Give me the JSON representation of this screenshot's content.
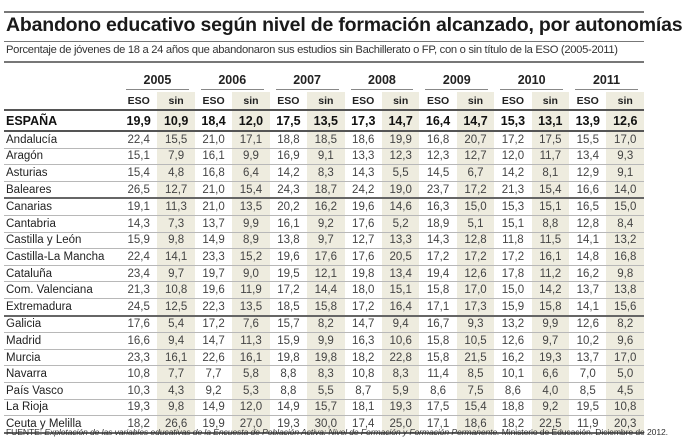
{
  "title": "Abandono educativo según nivel de formación alcanzado, por autonomías",
  "subtitle": "Porcentaje de jóvenes de 18 a 24 años que abandonaron sus estudios sin Bachillerato o FP, con o sin título de la ESO (2005-2011)",
  "colors": {
    "sin_shade": "#eeecdf",
    "text": "#222222"
  },
  "table": {
    "years": [
      "2005",
      "2006",
      "2007",
      "2008",
      "2009",
      "2010",
      "2011"
    ],
    "sub_headers": [
      "ESO",
      "sin"
    ],
    "national": {
      "name": "ESPAÑA",
      "values": [
        "19,9",
        "10,9",
        "18,4",
        "12,0",
        "17,5",
        "13,5",
        "17,3",
        "14,7",
        "16,4",
        "14,7",
        "15,3",
        "13,1",
        "13,9",
        "12,6"
      ]
    },
    "rows": [
      {
        "name": "Andalucía",
        "values": [
          "22,4",
          "15,5",
          "21,0",
          "17,1",
          "18,8",
          "18,5",
          "18,6",
          "19,9",
          "16,8",
          "20,7",
          "17,2",
          "17,5",
          "15,5",
          "17,0"
        ]
      },
      {
        "name": "Aragón",
        "values": [
          "15,1",
          "7,9",
          "16,1",
          "9,9",
          "16,9",
          "9,1",
          "13,3",
          "12,3",
          "12,3",
          "12,7",
          "12,0",
          "11,7",
          "13,4",
          "9,3"
        ]
      },
      {
        "name": "Asturias",
        "values": [
          "15,4",
          "4,8",
          "16,8",
          "6,4",
          "14,2",
          "8,3",
          "14,3",
          "5,5",
          "14,5",
          "6,7",
          "14,2",
          "8,1",
          "12,9",
          "9,1"
        ]
      },
      {
        "name": "Baleares",
        "values": [
          "26,5",
          "12,7",
          "21,0",
          "15,4",
          "24,3",
          "18,7",
          "24,2",
          "19,0",
          "23,7",
          "17,2",
          "21,3",
          "15,4",
          "16,6",
          "14,0"
        ]
      },
      {
        "name": "Canarias",
        "values": [
          "19,1",
          "11,3",
          "21,0",
          "13,5",
          "20,2",
          "16,2",
          "19,6",
          "14,6",
          "16,3",
          "15,0",
          "15,3",
          "15,1",
          "16,5",
          "15,0"
        ]
      },
      {
        "name": "Cantabria",
        "values": [
          "14,3",
          "7,3",
          "13,7",
          "9,9",
          "16,1",
          "9,2",
          "17,6",
          "5,2",
          "18,9",
          "5,1",
          "15,1",
          "8,8",
          "12,8",
          "8,4"
        ]
      },
      {
        "name": "Castilla y León",
        "values": [
          "15,9",
          "9,8",
          "14,9",
          "8,9",
          "13,8",
          "9,7",
          "12,7",
          "13,3",
          "14,3",
          "12,8",
          "11,8",
          "11,5",
          "14,1",
          "13,2"
        ]
      },
      {
        "name": "Castilla-La Mancha",
        "values": [
          "22,4",
          "14,1",
          "23,3",
          "15,2",
          "19,6",
          "17,6",
          "17,6",
          "20,5",
          "17,2",
          "17,2",
          "17,2",
          "16,1",
          "14,8",
          "16,8"
        ]
      },
      {
        "name": "Cataluña",
        "values": [
          "23,4",
          "9,7",
          "19,7",
          "9,0",
          "19,5",
          "12,1",
          "19,8",
          "13,4",
          "19,4",
          "12,6",
          "17,8",
          "11,2",
          "16,2",
          "9,8"
        ]
      },
      {
        "name": "Com. Valenciana",
        "values": [
          "21,3",
          "10,8",
          "19,6",
          "11,9",
          "17,2",
          "14,4",
          "18,0",
          "15,1",
          "15,8",
          "17,0",
          "15,0",
          "14,2",
          "13,7",
          "13,8"
        ]
      },
      {
        "name": "Extremadura",
        "values": [
          "24,5",
          "12,5",
          "22,3",
          "13,5",
          "18,5",
          "15,8",
          "17,2",
          "16,4",
          "17,1",
          "17,3",
          "15,9",
          "15,8",
          "14,1",
          "15,6"
        ]
      },
      {
        "name": "Galicia",
        "values": [
          "17,6",
          "5,4",
          "17,2",
          "7,6",
          "15,7",
          "8,2",
          "14,7",
          "9,4",
          "16,7",
          "9,3",
          "13,2",
          "9,9",
          "12,6",
          "8,2"
        ]
      },
      {
        "name": "Madrid",
        "values": [
          "16,6",
          "9,4",
          "14,7",
          "11,3",
          "15,9",
          "9,9",
          "16,3",
          "10,6",
          "15,8",
          "10,5",
          "12,6",
          "9,7",
          "10,2",
          "9,6"
        ]
      },
      {
        "name": "Murcia",
        "values": [
          "23,3",
          "16,1",
          "22,6",
          "16,1",
          "19,8",
          "19,8",
          "18,2",
          "22,8",
          "15,8",
          "21,5",
          "16,2",
          "19,3",
          "13,7",
          "17,0"
        ]
      },
      {
        "name": "Navarra",
        "values": [
          "10,8",
          "7,7",
          "7,7",
          "5,8",
          "8,8",
          "8,3",
          "10,8",
          "8,3",
          "11,4",
          "8,5",
          "10,1",
          "6,6",
          "7,0",
          "5,0"
        ]
      },
      {
        "name": "País Vasco",
        "values": [
          "10,3",
          "4,3",
          "9,2",
          "5,3",
          "8,8",
          "5,5",
          "8,7",
          "5,9",
          "8,6",
          "7,5",
          "8,6",
          "4,0",
          "8,5",
          "4,5"
        ]
      },
      {
        "name": "La Rioja",
        "values": [
          "19,3",
          "9,8",
          "14,9",
          "12,0",
          "14,9",
          "15,7",
          "18,1",
          "19,3",
          "17,5",
          "15,4",
          "18,8",
          "9,2",
          "19,5",
          "10,8"
        ]
      },
      {
        "name": "Ceuta y Melilla",
        "values": [
          "18,2",
          "26,6",
          "19,9",
          "27,0",
          "19,3",
          "30,0",
          "17,4",
          "25,0",
          "17,1",
          "18,6",
          "18,2",
          "22,5",
          "11,9",
          "20,3"
        ]
      }
    ]
  },
  "footer": {
    "label": "FUENTE:",
    "source": "Explotación de las variables educativas de la Encuesta de Población Activa: Nivel de Formación y Formación Permanente.",
    "publisher": "Ministerio de Educación. Diciembre de 2012."
  }
}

Required task:
Repeat the records above exactly, omitting every picture.

Answer:
Give me the JSON representation of this screenshot's content.
{
  "title": "Abandono educativo según nivel de formación alcanzado, por autonomías",
  "subtitle": "Porcentaje de jóvenes de 18 a 24 años que abandonaron sus estudios sin Bachillerato o FP, con o sin título de la ESO (2005-2011)",
  "colors": {
    "sin_shade": "#eeecdf",
    "text": "#222222"
  },
  "table": {
    "years": [
      "2005",
      "2006",
      "2007",
      "2008",
      "2009",
      "2010",
      "2011"
    ],
    "sub_headers": [
      "ESO",
      "sin"
    ],
    "national": {
      "name": "ESPAÑA",
      "values": [
        "19,9",
        "10,9",
        "18,4",
        "12,0",
        "17,5",
        "13,5",
        "17,3",
        "14,7",
        "16,4",
        "14,7",
        "15,3",
        "13,1",
        "13,9",
        "12,6"
      ]
    },
    "rows": [
      {
        "name": "Andalucía",
        "values": [
          "22,4",
          "15,5",
          "21,0",
          "17,1",
          "18,8",
          "18,5",
          "18,6",
          "19,9",
          "16,8",
          "20,7",
          "17,2",
          "17,5",
          "15,5",
          "17,0"
        ]
      },
      {
        "name": "Aragón",
        "values": [
          "15,1",
          "7,9",
          "16,1",
          "9,9",
          "16,9",
          "9,1",
          "13,3",
          "12,3",
          "12,3",
          "12,7",
          "12,0",
          "11,7",
          "13,4",
          "9,3"
        ]
      },
      {
        "name": "Asturias",
        "values": [
          "15,4",
          "4,8",
          "16,8",
          "6,4",
          "14,2",
          "8,3",
          "14,3",
          "5,5",
          "14,5",
          "6,7",
          "14,2",
          "8,1",
          "12,9",
          "9,1"
        ]
      },
      {
        "name": "Baleares",
        "values": [
          "26,5",
          "12,7",
          "21,0",
          "15,4",
          "24,3",
          "18,7",
          "24,2",
          "19,0",
          "23,7",
          "17,2",
          "21,3",
          "15,4",
          "16,6",
          "14,0"
        ]
      },
      {
        "name": "Canarias",
        "values": [
          "19,1",
          "11,3",
          "21,0",
          "13,5",
          "20,2",
          "16,2",
          "19,6",
          "14,6",
          "16,3",
          "15,0",
          "15,3",
          "15,1",
          "16,5",
          "15,0"
        ]
      },
      {
        "name": "Cantabria",
        "values": [
          "14,3",
          "7,3",
          "13,7",
          "9,9",
          "16,1",
          "9,2",
          "17,6",
          "5,2",
          "18,9",
          "5,1",
          "15,1",
          "8,8",
          "12,8",
          "8,4"
        ]
      },
      {
        "name": "Castilla y León",
        "values": [
          "15,9",
          "9,8",
          "14,9",
          "8,9",
          "13,8",
          "9,7",
          "12,7",
          "13,3",
          "14,3",
          "12,8",
          "11,8",
          "11,5",
          "14,1",
          "13,2"
        ]
      },
      {
        "name": "Castilla-La Mancha",
        "values": [
          "22,4",
          "14,1",
          "23,3",
          "15,2",
          "19,6",
          "17,6",
          "17,6",
          "20,5",
          "17,2",
          "17,2",
          "17,2",
          "16,1",
          "14,8",
          "16,8"
        ]
      },
      {
        "name": "Cataluña",
        "values": [
          "23,4",
          "9,7",
          "19,7",
          "9,0",
          "19,5",
          "12,1",
          "19,8",
          "13,4",
          "19,4",
          "12,6",
          "17,8",
          "11,2",
          "16,2",
          "9,8"
        ]
      },
      {
        "name": "Com. Valenciana",
        "values": [
          "21,3",
          "10,8",
          "19,6",
          "11,9",
          "17,2",
          "14,4",
          "18,0",
          "15,1",
          "15,8",
          "17,0",
          "15,0",
          "14,2",
          "13,7",
          "13,8"
        ]
      },
      {
        "name": "Extremadura",
        "values": [
          "24,5",
          "12,5",
          "22,3",
          "13,5",
          "18,5",
          "15,8",
          "17,2",
          "16,4",
          "17,1",
          "17,3",
          "15,9",
          "15,8",
          "14,1",
          "15,6"
        ]
      },
      {
        "name": "Galicia",
        "values": [
          "17,6",
          "5,4",
          "17,2",
          "7,6",
          "15,7",
          "8,2",
          "14,7",
          "9,4",
          "16,7",
          "9,3",
          "13,2",
          "9,9",
          "12,6",
          "8,2"
        ]
      },
      {
        "name": "Madrid",
        "values": [
          "16,6",
          "9,4",
          "14,7",
          "11,3",
          "15,9",
          "9,9",
          "16,3",
          "10,6",
          "15,8",
          "10,5",
          "12,6",
          "9,7",
          "10,2",
          "9,6"
        ]
      },
      {
        "name": "Murcia",
        "values": [
          "23,3",
          "16,1",
          "22,6",
          "16,1",
          "19,8",
          "19,8",
          "18,2",
          "22,8",
          "15,8",
          "21,5",
          "16,2",
          "19,3",
          "13,7",
          "17,0"
        ]
      },
      {
        "name": "Navarra",
        "values": [
          "10,8",
          "7,7",
          "7,7",
          "5,8",
          "8,8",
          "8,3",
          "10,8",
          "8,3",
          "11,4",
          "8,5",
          "10,1",
          "6,6",
          "7,0",
          "5,0"
        ]
      },
      {
        "name": "País Vasco",
        "values": [
          "10,3",
          "4,3",
          "9,2",
          "5,3",
          "8,8",
          "5,5",
          "8,7",
          "5,9",
          "8,6",
          "7,5",
          "8,6",
          "4,0",
          "8,5",
          "4,5"
        ]
      },
      {
        "name": "La Rioja",
        "values": [
          "19,3",
          "9,8",
          "14,9",
          "12,0",
          "14,9",
          "15,7",
          "18,1",
          "19,3",
          "17,5",
          "15,4",
          "18,8",
          "9,2",
          "19,5",
          "10,8"
        ]
      },
      {
        "name": "Ceuta y Melilla",
        "values": [
          "18,2",
          "26,6",
          "19,9",
          "27,0",
          "19,3",
          "30,0",
          "17,4",
          "25,0",
          "17,1",
          "18,6",
          "18,2",
          "22,5",
          "11,9",
          "20,3"
        ]
      }
    ]
  },
  "footer": {
    "label": "FUENTE:",
    "source": "Explotación de las variables educativas de la Encuesta de Población Activa: Nivel de Formación y Formación Permanente.",
    "publisher": "Ministerio de Educación. Diciembre de 2012."
  }
}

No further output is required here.